Objective: Retype every entry in its entirety, without alteration.

Records shown:
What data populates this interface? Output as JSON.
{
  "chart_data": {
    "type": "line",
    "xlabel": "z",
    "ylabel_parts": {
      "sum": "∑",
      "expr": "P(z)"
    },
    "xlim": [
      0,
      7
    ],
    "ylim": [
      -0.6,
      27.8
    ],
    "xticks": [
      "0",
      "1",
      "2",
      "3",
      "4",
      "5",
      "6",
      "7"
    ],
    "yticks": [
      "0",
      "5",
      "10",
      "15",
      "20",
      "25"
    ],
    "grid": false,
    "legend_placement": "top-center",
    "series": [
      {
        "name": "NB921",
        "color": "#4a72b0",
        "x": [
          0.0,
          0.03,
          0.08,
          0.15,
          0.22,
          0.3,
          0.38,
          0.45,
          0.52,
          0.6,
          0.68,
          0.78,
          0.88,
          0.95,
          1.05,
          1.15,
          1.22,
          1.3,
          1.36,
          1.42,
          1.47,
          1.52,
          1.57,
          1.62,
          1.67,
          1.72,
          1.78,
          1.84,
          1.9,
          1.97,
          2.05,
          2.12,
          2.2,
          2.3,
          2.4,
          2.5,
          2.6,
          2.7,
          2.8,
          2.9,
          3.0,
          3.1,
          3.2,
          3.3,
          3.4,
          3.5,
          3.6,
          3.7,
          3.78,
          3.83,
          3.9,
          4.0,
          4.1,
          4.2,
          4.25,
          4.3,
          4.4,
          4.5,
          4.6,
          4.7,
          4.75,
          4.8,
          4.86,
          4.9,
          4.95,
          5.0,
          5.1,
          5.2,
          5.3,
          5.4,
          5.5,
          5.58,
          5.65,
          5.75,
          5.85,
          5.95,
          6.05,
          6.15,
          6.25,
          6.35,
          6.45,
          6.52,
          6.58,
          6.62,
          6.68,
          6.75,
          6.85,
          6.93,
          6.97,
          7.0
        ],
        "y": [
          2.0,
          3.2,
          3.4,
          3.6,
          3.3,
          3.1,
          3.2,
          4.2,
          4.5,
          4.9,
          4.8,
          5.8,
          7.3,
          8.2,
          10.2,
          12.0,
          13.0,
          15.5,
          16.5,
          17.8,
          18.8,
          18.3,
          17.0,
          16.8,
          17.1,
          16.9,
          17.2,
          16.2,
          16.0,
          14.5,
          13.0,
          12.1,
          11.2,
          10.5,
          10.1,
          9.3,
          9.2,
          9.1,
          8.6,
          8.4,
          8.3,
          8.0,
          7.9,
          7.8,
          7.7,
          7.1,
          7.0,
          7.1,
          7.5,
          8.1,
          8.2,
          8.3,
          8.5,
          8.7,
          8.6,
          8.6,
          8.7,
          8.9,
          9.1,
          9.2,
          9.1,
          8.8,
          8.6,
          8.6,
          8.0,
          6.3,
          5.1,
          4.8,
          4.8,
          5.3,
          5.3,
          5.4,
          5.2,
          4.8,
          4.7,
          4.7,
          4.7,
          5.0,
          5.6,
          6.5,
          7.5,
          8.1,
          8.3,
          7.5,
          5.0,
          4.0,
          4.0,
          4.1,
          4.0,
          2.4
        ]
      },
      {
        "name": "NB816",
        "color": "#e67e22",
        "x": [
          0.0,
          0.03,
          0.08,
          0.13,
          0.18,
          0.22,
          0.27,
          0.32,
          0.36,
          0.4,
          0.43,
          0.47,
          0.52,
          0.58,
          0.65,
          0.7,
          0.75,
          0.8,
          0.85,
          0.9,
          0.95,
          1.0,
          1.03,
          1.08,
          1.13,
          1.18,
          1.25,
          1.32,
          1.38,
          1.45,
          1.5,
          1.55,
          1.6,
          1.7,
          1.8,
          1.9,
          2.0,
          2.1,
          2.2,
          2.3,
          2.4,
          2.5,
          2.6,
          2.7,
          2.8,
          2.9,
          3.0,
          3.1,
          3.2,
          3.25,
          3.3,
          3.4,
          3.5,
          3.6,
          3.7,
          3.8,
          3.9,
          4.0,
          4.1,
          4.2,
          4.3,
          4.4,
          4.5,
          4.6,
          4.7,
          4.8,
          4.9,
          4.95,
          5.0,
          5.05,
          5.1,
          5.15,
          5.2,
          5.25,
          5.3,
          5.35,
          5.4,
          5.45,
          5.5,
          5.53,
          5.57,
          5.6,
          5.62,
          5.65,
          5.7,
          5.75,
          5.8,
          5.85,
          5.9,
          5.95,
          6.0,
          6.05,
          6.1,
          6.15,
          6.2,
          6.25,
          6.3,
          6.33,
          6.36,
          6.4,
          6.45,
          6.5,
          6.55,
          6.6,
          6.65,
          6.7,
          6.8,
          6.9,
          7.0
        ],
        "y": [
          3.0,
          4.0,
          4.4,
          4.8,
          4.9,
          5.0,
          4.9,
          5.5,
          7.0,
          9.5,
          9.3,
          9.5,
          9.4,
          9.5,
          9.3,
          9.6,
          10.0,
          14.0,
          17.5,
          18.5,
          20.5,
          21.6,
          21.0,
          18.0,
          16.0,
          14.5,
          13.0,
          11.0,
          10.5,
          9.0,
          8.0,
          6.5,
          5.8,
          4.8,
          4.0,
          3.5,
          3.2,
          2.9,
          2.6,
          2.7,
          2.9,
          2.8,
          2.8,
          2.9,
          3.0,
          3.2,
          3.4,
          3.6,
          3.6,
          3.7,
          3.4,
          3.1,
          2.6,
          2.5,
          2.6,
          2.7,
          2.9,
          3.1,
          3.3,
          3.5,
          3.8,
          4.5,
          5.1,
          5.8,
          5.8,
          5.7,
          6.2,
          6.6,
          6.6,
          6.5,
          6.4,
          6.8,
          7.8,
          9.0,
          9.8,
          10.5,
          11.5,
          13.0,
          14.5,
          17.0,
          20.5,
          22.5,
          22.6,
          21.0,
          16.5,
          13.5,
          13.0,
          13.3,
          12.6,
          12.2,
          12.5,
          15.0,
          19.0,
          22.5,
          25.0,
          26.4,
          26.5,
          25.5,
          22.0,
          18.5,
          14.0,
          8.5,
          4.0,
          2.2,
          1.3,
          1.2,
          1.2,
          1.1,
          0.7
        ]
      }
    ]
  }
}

Answer to this problem:
What data populates this interface? Output as JSON.
{
  "chart_data": {
    "type": "line",
    "xlabel": "z",
    "ylabel_parts": {
      "sum": "∑",
      "expr": "P(z)"
    },
    "xlim": [
      0,
      7
    ],
    "ylim": [
      -0.6,
      27.8
    ],
    "xticks": [
      "0",
      "1",
      "2",
      "3",
      "4",
      "5",
      "6",
      "7"
    ],
    "yticks": [
      "0",
      "5",
      "10",
      "15",
      "20",
      "25"
    ],
    "grid": false,
    "legend_placement": "top-center",
    "series": [
      {
        "name": "NB921",
        "color": "#4a72b0",
        "x": [
          0.0,
          0.03,
          0.08,
          0.15,
          0.22,
          0.3,
          0.38,
          0.45,
          0.52,
          0.6,
          0.68,
          0.78,
          0.88,
          0.95,
          1.05,
          1.15,
          1.22,
          1.3,
          1.36,
          1.42,
          1.47,
          1.52,
          1.57,
          1.62,
          1.67,
          1.72,
          1.78,
          1.84,
          1.9,
          1.97,
          2.05,
          2.12,
          2.2,
          2.3,
          2.4,
          2.5,
          2.6,
          2.7,
          2.8,
          2.9,
          3.0,
          3.1,
          3.2,
          3.3,
          3.4,
          3.5,
          3.6,
          3.7,
          3.78,
          3.83,
          3.9,
          4.0,
          4.1,
          4.2,
          4.25,
          4.3,
          4.4,
          4.5,
          4.6,
          4.7,
          4.75,
          4.8,
          4.86,
          4.9,
          4.95,
          5.0,
          5.1,
          5.2,
          5.3,
          5.4,
          5.5,
          5.58,
          5.65,
          5.75,
          5.85,
          5.95,
          6.05,
          6.15,
          6.25,
          6.35,
          6.45,
          6.52,
          6.58,
          6.62,
          6.68,
          6.75,
          6.85,
          6.93,
          6.97,
          7.0
        ],
        "y": [
          2.0,
          3.2,
          3.4,
          3.6,
          3.3,
          3.1,
          3.2,
          4.2,
          4.5,
          4.9,
          4.8,
          5.8,
          7.3,
          8.2,
          10.2,
          12.0,
          13.0,
          15.5,
          16.5,
          17.8,
          18.8,
          18.3,
          17.0,
          16.8,
          17.1,
          16.9,
          17.2,
          16.2,
          16.0,
          14.5,
          13.0,
          12.1,
          11.2,
          10.5,
          10.1,
          9.3,
          9.2,
          9.1,
          8.6,
          8.4,
          8.3,
          8.0,
          7.9,
          7.8,
          7.7,
          7.1,
          7.0,
          7.1,
          7.5,
          8.1,
          8.2,
          8.3,
          8.5,
          8.7,
          8.6,
          8.6,
          8.7,
          8.9,
          9.1,
          9.2,
          9.1,
          8.8,
          8.6,
          8.6,
          8.0,
          6.3,
          5.1,
          4.8,
          4.8,
          5.3,
          5.3,
          5.4,
          5.2,
          4.8,
          4.7,
          4.7,
          4.7,
          5.0,
          5.6,
          6.5,
          7.5,
          8.1,
          8.3,
          7.5,
          5.0,
          4.0,
          4.0,
          4.1,
          4.0,
          2.4
        ]
      },
      {
        "name": "NB816",
        "color": "#e67e22",
        "x": [
          0.0,
          0.03,
          0.08,
          0.13,
          0.18,
          0.22,
          0.27,
          0.32,
          0.36,
          0.4,
          0.43,
          0.47,
          0.52,
          0.58,
          0.65,
          0.7,
          0.75,
          0.8,
          0.85,
          0.9,
          0.95,
          1.0,
          1.03,
          1.08,
          1.13,
          1.18,
          1.25,
          1.32,
          1.38,
          1.45,
          1.5,
          1.55,
          1.6,
          1.7,
          1.8,
          1.9,
          2.0,
          2.1,
          2.2,
          2.3,
          2.4,
          2.5,
          2.6,
          2.7,
          2.8,
          2.9,
          3.0,
          3.1,
          3.2,
          3.25,
          3.3,
          3.4,
          3.5,
          3.6,
          3.7,
          3.8,
          3.9,
          4.0,
          4.1,
          4.2,
          4.3,
          4.4,
          4.5,
          4.6,
          4.7,
          4.8,
          4.9,
          4.95,
          5.0,
          5.05,
          5.1,
          5.15,
          5.2,
          5.25,
          5.3,
          5.35,
          5.4,
          5.45,
          5.5,
          5.53,
          5.57,
          5.6,
          5.62,
          5.65,
          5.7,
          5.75,
          5.8,
          5.85,
          5.9,
          5.95,
          6.0,
          6.05,
          6.1,
          6.15,
          6.2,
          6.25,
          6.3,
          6.33,
          6.36,
          6.4,
          6.45,
          6.5,
          6.55,
          6.6,
          6.65,
          6.7,
          6.8,
          6.9,
          7.0
        ],
        "y": [
          3.0,
          4.0,
          4.4,
          4.8,
          4.9,
          5.0,
          4.9,
          5.5,
          7.0,
          9.5,
          9.3,
          9.5,
          9.4,
          9.5,
          9.3,
          9.6,
          10.0,
          14.0,
          17.5,
          18.5,
          20.5,
          21.6,
          21.0,
          18.0,
          16.0,
          14.5,
          13.0,
          11.0,
          10.5,
          9.0,
          8.0,
          6.5,
          5.8,
          4.8,
          4.0,
          3.5,
          3.2,
          2.9,
          2.6,
          2.7,
          2.9,
          2.8,
          2.8,
          2.9,
          3.0,
          3.2,
          3.4,
          3.6,
          3.6,
          3.7,
          3.4,
          3.1,
          2.6,
          2.5,
          2.6,
          2.7,
          2.9,
          3.1,
          3.3,
          3.5,
          3.8,
          4.5,
          5.1,
          5.8,
          5.8,
          5.7,
          6.2,
          6.6,
          6.6,
          6.5,
          6.4,
          6.8,
          7.8,
          9.0,
          9.8,
          10.5,
          11.5,
          13.0,
          14.5,
          17.0,
          20.5,
          22.5,
          22.6,
          21.0,
          16.5,
          13.5,
          13.0,
          13.3,
          12.6,
          12.2,
          12.5,
          15.0,
          19.0,
          22.5,
          25.0,
          26.4,
          26.5,
          25.5,
          22.0,
          18.5,
          14.0,
          8.5,
          4.0,
          2.2,
          1.3,
          1.2,
          1.2,
          1.1,
          0.7
        ]
      }
    ]
  }
}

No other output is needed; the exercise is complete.